DATA TO USE:

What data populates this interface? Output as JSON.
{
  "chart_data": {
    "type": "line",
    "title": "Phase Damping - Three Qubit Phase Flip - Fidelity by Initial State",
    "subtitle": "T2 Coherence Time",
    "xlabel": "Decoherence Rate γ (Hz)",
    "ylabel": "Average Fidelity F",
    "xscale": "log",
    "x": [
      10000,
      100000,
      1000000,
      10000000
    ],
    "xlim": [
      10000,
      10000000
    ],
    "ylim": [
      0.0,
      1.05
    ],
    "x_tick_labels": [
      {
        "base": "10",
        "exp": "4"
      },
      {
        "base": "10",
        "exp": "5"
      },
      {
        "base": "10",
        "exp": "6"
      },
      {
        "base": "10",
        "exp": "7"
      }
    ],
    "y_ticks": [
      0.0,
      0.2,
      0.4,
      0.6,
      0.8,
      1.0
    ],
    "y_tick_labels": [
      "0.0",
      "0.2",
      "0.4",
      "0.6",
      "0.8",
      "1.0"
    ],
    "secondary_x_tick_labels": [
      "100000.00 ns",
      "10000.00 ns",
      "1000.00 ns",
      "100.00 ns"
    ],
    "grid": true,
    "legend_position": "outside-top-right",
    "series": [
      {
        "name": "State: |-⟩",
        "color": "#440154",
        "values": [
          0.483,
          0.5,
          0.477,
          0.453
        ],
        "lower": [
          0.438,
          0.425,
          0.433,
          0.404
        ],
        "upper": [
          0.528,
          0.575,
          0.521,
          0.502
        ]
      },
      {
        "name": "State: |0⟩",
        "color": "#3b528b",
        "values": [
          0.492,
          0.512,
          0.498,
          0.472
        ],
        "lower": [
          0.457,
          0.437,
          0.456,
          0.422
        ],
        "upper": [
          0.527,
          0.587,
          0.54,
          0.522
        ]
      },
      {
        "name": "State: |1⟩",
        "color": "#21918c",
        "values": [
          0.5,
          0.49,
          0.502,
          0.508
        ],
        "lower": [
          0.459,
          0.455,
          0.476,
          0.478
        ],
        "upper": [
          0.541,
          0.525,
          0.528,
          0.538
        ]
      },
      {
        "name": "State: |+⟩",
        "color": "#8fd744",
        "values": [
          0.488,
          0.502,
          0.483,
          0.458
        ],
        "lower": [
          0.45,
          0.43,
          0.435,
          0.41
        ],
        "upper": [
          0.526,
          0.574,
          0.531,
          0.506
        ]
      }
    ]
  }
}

PROBLEM TO SOLVE: For the listing above, identify each line bearing "State".

EXPECTED ANSWER:
    "title": "Phase Damping - Three Qubit Phase Flip - Fidelity by Initial State",
        "name": "State: |-⟩",
        "name": "State: |0⟩",
        "name": "State: |1⟩",
        "name": "State: |+⟩",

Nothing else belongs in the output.